• _Task statement_: Transcribe every line of the listing below, character for character.

---+---

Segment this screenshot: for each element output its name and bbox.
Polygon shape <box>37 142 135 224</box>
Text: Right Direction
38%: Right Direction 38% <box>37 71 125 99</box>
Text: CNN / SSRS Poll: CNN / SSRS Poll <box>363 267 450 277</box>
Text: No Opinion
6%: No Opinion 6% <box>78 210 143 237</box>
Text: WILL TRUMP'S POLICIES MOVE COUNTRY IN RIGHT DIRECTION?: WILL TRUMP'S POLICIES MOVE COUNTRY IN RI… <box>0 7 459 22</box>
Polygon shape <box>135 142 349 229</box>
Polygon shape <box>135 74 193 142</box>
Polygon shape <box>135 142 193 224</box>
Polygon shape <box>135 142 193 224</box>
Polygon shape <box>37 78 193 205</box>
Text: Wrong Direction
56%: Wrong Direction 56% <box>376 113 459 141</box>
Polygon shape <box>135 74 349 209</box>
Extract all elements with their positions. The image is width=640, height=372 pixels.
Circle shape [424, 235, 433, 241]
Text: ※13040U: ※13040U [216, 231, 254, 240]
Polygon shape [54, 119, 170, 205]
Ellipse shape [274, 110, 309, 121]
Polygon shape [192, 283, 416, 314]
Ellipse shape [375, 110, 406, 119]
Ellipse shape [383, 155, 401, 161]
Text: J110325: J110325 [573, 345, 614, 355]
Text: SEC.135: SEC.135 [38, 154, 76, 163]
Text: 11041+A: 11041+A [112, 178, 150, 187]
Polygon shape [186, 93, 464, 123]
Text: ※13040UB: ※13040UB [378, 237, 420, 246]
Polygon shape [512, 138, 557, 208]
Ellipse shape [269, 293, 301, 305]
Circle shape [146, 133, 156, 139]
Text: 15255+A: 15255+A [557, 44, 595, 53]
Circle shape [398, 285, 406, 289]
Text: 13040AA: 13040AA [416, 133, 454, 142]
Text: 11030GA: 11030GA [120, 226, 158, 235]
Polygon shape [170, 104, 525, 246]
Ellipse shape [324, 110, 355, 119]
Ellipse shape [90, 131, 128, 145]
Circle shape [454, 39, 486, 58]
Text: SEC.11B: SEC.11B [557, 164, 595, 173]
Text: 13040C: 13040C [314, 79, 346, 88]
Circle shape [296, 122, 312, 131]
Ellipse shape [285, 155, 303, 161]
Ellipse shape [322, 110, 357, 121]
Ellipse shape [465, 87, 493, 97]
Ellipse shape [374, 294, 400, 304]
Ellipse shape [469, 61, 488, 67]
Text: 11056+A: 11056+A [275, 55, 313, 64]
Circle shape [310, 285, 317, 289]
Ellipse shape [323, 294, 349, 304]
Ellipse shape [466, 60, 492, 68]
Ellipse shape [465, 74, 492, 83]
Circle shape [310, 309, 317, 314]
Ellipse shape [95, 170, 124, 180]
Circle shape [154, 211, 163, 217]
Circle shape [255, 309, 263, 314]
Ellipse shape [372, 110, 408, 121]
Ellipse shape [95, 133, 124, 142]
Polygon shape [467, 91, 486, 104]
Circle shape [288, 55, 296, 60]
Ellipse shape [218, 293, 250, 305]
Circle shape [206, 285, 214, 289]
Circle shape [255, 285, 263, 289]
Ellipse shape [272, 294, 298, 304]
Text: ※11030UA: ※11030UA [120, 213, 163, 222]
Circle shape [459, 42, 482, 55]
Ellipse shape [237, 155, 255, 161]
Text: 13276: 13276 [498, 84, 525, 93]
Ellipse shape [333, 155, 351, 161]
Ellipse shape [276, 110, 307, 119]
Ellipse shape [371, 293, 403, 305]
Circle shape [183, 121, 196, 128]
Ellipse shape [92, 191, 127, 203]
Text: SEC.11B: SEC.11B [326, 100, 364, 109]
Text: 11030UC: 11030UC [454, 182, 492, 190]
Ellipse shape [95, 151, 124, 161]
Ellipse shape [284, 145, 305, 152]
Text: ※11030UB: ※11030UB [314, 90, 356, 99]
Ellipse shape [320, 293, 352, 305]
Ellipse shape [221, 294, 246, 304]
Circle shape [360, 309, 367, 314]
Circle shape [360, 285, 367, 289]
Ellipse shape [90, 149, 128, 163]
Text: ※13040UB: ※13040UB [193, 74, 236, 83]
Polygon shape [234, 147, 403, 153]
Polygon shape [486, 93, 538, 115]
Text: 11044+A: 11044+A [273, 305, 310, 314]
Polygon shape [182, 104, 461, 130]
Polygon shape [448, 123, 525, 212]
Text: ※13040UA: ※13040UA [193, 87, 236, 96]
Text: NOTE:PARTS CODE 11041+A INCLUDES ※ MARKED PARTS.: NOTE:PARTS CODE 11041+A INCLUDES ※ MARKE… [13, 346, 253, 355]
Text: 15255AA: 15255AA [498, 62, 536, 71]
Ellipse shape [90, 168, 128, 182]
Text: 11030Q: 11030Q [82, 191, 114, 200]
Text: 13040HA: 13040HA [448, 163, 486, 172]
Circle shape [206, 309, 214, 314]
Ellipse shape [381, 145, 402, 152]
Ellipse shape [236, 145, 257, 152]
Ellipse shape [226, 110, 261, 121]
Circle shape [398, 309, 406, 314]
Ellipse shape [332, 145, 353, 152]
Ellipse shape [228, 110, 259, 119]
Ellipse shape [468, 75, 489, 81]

---+---

• _Reply_:
Segment this screenshot: for each element output its name and bbox.
Polygon shape <box>37 142 135 224</box>
Text: Right Direction
38%: Right Direction 38% <box>37 71 125 99</box>
Text: CNN / SSRS Poll: CNN / SSRS Poll <box>363 267 450 277</box>
Text: No Opinion
6%: No Opinion 6% <box>78 210 143 237</box>
Text: WILL TRUMP'S POLICIES MOVE COUNTRY IN RIGHT DIRECTION?: WILL TRUMP'S POLICIES MOVE COUNTRY IN RI… <box>0 7 459 22</box>
Polygon shape <box>135 142 349 229</box>
Polygon shape <box>135 74 193 142</box>
Polygon shape <box>135 142 193 224</box>
Polygon shape <box>135 142 193 224</box>
Polygon shape <box>37 78 193 205</box>
Text: Wrong Direction
56%: Wrong Direction 56% <box>376 113 459 141</box>
Polygon shape <box>135 74 349 209</box>
Extract all elements with their positions. The image is width=640, height=372 pixels.
Circle shape [424, 235, 433, 241]
Text: ※13040U: ※13040U [216, 231, 254, 240]
Polygon shape [54, 119, 170, 205]
Ellipse shape [274, 110, 309, 121]
Polygon shape [192, 283, 416, 314]
Ellipse shape [375, 110, 406, 119]
Ellipse shape [383, 155, 401, 161]
Text: J110325: J110325 [573, 345, 614, 355]
Text: SEC.135: SEC.135 [38, 154, 76, 163]
Text: 11041+A: 11041+A [112, 178, 150, 187]
Polygon shape [186, 93, 464, 123]
Text: ※13040UB: ※13040UB [378, 237, 420, 246]
Polygon shape [512, 138, 557, 208]
Ellipse shape [269, 293, 301, 305]
Circle shape [146, 133, 156, 139]
Text: 15255+A: 15255+A [557, 44, 595, 53]
Circle shape [398, 285, 406, 289]
Text: 13040AA: 13040AA [416, 133, 454, 142]
Text: 11030GA: 11030GA [120, 226, 158, 235]
Polygon shape [170, 104, 525, 246]
Ellipse shape [324, 110, 355, 119]
Ellipse shape [90, 131, 128, 145]
Circle shape [454, 39, 486, 58]
Text: SEC.11B: SEC.11B [557, 164, 595, 173]
Text: 13040C: 13040C [314, 79, 346, 88]
Circle shape [296, 122, 312, 131]
Ellipse shape [285, 155, 303, 161]
Ellipse shape [322, 110, 357, 121]
Ellipse shape [465, 87, 493, 97]
Ellipse shape [374, 294, 400, 304]
Ellipse shape [469, 61, 488, 67]
Text: 11056+A: 11056+A [275, 55, 313, 64]
Circle shape [310, 285, 317, 289]
Ellipse shape [323, 294, 349, 304]
Ellipse shape [466, 60, 492, 68]
Ellipse shape [465, 74, 492, 83]
Circle shape [310, 309, 317, 314]
Ellipse shape [95, 170, 124, 180]
Circle shape [154, 211, 163, 217]
Circle shape [255, 309, 263, 314]
Ellipse shape [372, 110, 408, 121]
Ellipse shape [95, 133, 124, 142]
Polygon shape [467, 91, 486, 104]
Circle shape [288, 55, 296, 60]
Ellipse shape [218, 293, 250, 305]
Circle shape [206, 285, 214, 289]
Circle shape [255, 285, 263, 289]
Ellipse shape [272, 294, 298, 304]
Text: ※11030UA: ※11030UA [120, 213, 163, 222]
Circle shape [459, 42, 482, 55]
Ellipse shape [237, 155, 255, 161]
Text: 13276: 13276 [498, 84, 525, 93]
Ellipse shape [333, 155, 351, 161]
Ellipse shape [276, 110, 307, 119]
Ellipse shape [371, 293, 403, 305]
Circle shape [183, 121, 196, 128]
Ellipse shape [92, 191, 127, 203]
Text: SEC.11B: SEC.11B [326, 100, 364, 109]
Text: 11030UC: 11030UC [454, 182, 492, 190]
Ellipse shape [95, 151, 124, 161]
Ellipse shape [284, 145, 305, 152]
Text: ※11030UB: ※11030UB [314, 90, 356, 99]
Ellipse shape [320, 293, 352, 305]
Ellipse shape [221, 294, 246, 304]
Circle shape [360, 309, 367, 314]
Circle shape [360, 285, 367, 289]
Ellipse shape [90, 149, 128, 163]
Text: ※13040UB: ※13040UB [193, 74, 236, 83]
Polygon shape [234, 147, 403, 153]
Polygon shape [486, 93, 538, 115]
Text: 11044+A: 11044+A [273, 305, 310, 314]
Polygon shape [182, 104, 461, 130]
Polygon shape [448, 123, 525, 212]
Text: ※13040UA: ※13040UA [193, 87, 236, 96]
Text: NOTE:PARTS CODE 11041+A INCLUDES ※ MARKED PARTS.: NOTE:PARTS CODE 11041+A INCLUDES ※ MARKE… [13, 346, 253, 355]
Text: 15255AA: 15255AA [498, 62, 536, 71]
Ellipse shape [90, 168, 128, 182]
Text: 11030Q: 11030Q [82, 191, 114, 200]
Text: 13040HA: 13040HA [448, 163, 486, 172]
Circle shape [206, 309, 214, 314]
Ellipse shape [381, 145, 402, 152]
Ellipse shape [236, 145, 257, 152]
Ellipse shape [226, 110, 261, 121]
Circle shape [398, 309, 406, 314]
Ellipse shape [332, 145, 353, 152]
Ellipse shape [228, 110, 259, 119]
Ellipse shape [468, 75, 489, 81]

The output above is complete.